Estratto della pagina:
SILEA - L’incendio di ieri sera è stato l’ultimo capitolo di una lunga storia, la storia di uno stabilimento che da simbolo della dinamicità del tessuto industriale locale, è divenuto prima un’ingombrante area abbandonata, poi da riconvertire secondo i piani di chi aveva intuito le potenzialità di un nuovo polo commerciale o immobiliare e, infine, a sogni sfumati, l’ennesimo grumo di capannoni relitti di un tempo passato, perché alle strutture più belle diamo la medaglia di esempio di archeologia industriale e quella arsa ieri sera lo meritava davvero, ma sempre di edifici dimenticati parliamo.  Facciamo un passo indietro.


Correva l’anno 1995 quando, dopo aver mancato l’obiettivo tre anni prima, Giulio Malgara, ex top manager della Quaker, multinazionale americana attiva sul mercato alimentare, rileva alcuni rami della stessa azienda mediante la Garma Gourmet, società sorta da una joint venture con Raul Gardini. Nell’accordo passa di mano il marchio Olio Cuore e anche lo stabilimento di Silea.  Si tratta di un ritorno a casa per Malgara, che aveva già guidato la Chiari & Forti, già proprietaria di marchio e impianti, dal 1975 al 1979. La spesa è ingente e si renderà necessario l’ingresso di nuovi soci mediante un cospicuo aumento di capitale. La Famiglia Violati (già proprietaria della Ferrarelle), il Mediocredito Lombardo e una serie di società finanziarie entrano nella partita. Nel 1996 la Garma Gourmet cambia denominazione in Chiari & Forti, riprendendo lo storico nome della realtà italiana, ceduta dallo stesso Malgara agli americani nel 1979.


Gli anni successivi saranno caratterizzati da una serie di acquisizioni che espanderanno notevolmente il gruppo ma che si riveleranno nel tempo foriere di un indebitamento non trascurabile.


Nel 2001 il Presidente Malgara, a seguito della cessione di tutte le quote da parte degli altri investitori, diviene azionista unico. L’area di Silea segue le sorti dell’azienda.  Il debito ammonta a 175 milioni di euro.


Si procede con una raffica di dismissioni. Il marchio Olio Cuore è nella lista: passa alla Bonomelli per 80 milioni ma a Silea si festeggia comunque, giacché per i due anni successivi la struttura continuerà a produrre olio per conto terzi.  Le dismissioni danno il risultato sperato e, a fine 2003 l’azienda registra un indebitamento di 19 milioni.

Voci elencate:
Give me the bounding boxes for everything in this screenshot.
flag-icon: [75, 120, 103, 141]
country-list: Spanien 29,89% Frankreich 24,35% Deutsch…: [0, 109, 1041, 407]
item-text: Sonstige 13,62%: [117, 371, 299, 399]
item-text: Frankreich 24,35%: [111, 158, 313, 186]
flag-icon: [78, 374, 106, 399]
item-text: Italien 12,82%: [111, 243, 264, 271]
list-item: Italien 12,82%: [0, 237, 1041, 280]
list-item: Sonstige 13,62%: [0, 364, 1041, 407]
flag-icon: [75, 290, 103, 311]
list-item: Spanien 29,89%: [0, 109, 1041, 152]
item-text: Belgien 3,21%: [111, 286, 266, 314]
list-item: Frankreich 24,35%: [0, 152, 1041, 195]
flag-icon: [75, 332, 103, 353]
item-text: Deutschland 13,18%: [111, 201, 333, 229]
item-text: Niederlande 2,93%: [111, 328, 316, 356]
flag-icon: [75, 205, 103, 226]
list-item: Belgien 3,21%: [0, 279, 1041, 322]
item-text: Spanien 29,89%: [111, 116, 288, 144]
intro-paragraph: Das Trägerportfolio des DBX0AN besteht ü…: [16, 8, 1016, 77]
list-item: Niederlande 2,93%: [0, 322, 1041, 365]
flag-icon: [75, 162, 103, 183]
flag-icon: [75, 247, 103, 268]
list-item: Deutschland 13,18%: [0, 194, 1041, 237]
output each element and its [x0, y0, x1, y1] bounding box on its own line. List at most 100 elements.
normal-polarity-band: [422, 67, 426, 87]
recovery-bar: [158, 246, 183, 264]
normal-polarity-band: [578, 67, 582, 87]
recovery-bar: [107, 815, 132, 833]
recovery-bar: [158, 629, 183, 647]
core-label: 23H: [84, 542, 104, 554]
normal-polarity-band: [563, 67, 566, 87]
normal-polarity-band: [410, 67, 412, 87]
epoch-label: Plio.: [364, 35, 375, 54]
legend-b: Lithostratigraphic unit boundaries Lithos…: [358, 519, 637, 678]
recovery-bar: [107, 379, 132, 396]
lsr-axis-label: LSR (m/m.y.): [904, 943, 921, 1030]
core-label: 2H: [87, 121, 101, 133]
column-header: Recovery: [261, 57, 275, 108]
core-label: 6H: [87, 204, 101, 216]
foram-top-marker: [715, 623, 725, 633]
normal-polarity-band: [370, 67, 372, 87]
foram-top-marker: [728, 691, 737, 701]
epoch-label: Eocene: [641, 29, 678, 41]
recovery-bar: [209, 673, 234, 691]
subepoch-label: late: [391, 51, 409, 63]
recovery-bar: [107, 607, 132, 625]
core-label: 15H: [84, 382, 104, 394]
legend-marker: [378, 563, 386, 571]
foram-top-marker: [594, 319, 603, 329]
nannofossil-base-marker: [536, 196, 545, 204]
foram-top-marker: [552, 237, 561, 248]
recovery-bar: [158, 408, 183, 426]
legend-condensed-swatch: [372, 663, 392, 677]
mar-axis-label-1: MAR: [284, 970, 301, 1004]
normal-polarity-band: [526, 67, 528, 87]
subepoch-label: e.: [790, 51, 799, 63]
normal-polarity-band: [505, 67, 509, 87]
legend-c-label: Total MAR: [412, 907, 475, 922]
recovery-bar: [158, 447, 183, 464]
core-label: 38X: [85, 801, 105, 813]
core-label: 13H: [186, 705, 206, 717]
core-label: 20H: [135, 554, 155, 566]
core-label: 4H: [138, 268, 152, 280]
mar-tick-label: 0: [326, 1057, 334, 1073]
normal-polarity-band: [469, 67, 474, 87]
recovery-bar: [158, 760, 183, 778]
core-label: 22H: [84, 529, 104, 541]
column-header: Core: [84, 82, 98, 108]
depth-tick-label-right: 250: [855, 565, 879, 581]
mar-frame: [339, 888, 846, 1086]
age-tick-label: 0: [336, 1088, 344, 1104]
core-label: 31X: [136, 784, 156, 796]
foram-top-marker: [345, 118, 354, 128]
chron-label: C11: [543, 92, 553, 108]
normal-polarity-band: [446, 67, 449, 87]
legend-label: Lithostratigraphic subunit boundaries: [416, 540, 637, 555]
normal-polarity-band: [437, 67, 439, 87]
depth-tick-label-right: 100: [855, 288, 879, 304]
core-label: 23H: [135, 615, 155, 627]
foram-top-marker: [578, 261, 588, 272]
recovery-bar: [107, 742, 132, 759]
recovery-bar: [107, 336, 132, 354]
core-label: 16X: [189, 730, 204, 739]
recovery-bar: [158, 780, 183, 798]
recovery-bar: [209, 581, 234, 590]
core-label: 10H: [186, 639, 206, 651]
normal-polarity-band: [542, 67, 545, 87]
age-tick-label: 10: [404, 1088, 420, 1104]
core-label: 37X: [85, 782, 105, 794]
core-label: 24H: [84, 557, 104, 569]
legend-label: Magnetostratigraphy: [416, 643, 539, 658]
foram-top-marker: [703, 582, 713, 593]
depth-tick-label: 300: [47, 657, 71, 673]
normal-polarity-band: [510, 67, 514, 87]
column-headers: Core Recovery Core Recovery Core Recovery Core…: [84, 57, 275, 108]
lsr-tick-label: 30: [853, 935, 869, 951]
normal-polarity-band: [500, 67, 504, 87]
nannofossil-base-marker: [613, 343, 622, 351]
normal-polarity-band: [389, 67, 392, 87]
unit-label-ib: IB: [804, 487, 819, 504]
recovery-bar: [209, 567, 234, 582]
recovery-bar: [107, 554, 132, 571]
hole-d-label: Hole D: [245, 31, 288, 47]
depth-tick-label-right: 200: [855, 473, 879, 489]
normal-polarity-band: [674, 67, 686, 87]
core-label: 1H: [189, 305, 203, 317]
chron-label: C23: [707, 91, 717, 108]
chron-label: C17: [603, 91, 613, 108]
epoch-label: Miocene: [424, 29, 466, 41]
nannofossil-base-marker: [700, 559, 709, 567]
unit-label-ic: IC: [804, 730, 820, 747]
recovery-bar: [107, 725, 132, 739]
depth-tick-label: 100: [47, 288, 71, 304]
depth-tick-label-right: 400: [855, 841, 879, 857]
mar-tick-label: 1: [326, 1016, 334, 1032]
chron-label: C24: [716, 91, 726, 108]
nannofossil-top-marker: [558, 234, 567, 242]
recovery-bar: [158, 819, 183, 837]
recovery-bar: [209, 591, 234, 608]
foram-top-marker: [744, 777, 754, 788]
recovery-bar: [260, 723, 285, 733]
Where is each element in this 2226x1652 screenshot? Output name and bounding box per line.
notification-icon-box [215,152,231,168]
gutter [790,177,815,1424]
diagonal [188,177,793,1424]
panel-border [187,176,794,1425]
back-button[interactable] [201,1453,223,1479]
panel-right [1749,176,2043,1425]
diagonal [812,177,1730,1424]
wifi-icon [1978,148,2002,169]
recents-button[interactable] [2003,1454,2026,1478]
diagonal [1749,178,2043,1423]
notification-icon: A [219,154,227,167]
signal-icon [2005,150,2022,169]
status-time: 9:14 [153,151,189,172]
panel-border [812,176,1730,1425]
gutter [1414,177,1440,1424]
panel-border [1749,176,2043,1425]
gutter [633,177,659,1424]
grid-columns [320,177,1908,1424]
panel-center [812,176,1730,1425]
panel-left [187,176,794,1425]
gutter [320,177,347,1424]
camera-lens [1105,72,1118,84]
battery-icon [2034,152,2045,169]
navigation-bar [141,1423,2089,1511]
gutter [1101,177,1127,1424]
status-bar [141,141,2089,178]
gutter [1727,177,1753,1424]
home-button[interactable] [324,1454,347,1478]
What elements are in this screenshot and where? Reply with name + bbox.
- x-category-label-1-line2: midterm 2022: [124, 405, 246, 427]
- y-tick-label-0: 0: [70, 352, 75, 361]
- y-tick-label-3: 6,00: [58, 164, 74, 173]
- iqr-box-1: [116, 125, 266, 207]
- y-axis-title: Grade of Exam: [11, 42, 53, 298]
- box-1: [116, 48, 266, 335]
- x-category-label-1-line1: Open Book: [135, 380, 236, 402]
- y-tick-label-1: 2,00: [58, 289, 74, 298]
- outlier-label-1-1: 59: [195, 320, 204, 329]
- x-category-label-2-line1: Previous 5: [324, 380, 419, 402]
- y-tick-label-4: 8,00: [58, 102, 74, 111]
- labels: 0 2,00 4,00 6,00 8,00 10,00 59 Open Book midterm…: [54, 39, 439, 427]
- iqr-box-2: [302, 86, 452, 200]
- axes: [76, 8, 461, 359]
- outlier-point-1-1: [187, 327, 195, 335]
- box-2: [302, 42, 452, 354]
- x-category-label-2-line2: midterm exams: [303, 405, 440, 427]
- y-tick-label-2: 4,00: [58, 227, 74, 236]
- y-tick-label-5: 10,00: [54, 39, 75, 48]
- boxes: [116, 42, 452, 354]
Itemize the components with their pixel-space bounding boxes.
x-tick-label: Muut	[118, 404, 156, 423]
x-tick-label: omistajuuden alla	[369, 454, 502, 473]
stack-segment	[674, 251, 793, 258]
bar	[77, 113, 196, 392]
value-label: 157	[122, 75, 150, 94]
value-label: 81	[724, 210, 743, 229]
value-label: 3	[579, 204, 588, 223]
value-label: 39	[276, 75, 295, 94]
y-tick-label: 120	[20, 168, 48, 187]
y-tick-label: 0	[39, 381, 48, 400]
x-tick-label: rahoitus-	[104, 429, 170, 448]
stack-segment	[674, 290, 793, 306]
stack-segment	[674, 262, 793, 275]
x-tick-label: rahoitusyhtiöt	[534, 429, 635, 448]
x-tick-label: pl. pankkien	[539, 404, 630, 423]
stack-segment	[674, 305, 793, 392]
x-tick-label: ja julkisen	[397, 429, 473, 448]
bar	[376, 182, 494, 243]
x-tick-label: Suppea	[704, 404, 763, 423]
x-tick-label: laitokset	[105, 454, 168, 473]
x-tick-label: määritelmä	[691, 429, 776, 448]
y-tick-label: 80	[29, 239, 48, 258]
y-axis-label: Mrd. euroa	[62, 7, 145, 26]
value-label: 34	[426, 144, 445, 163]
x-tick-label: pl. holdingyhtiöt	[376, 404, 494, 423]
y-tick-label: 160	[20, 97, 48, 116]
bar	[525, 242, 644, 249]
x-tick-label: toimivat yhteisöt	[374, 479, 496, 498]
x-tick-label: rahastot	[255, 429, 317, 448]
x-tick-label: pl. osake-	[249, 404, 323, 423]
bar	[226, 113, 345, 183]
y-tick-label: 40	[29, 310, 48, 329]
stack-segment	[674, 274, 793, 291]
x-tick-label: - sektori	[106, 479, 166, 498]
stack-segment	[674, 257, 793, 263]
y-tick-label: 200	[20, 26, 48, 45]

Compito assegnato 1: Restituisci il passo dell'estratto che parte da "Nel 2001 il" e arriva a "milioni di euro.".
Compito assegnato 2: Secondo l'estratto, a quanto ammontava l'indebitamento dell'azienda alla fine del 2003?
Le voci sono materiale a sé stante, separato dall'estratto.

Risposta completa 1:
Nel 2001 il Presidente Malgara, a seguito della cessione di tutte le quote da parte degli altri investitori, diviene azionista unico. L’area di Silea segue le sorti dell’azienda.  Il debito ammonta a 175 milioni di euro.

Risposta completa 2: Ammontava a 19 milioni.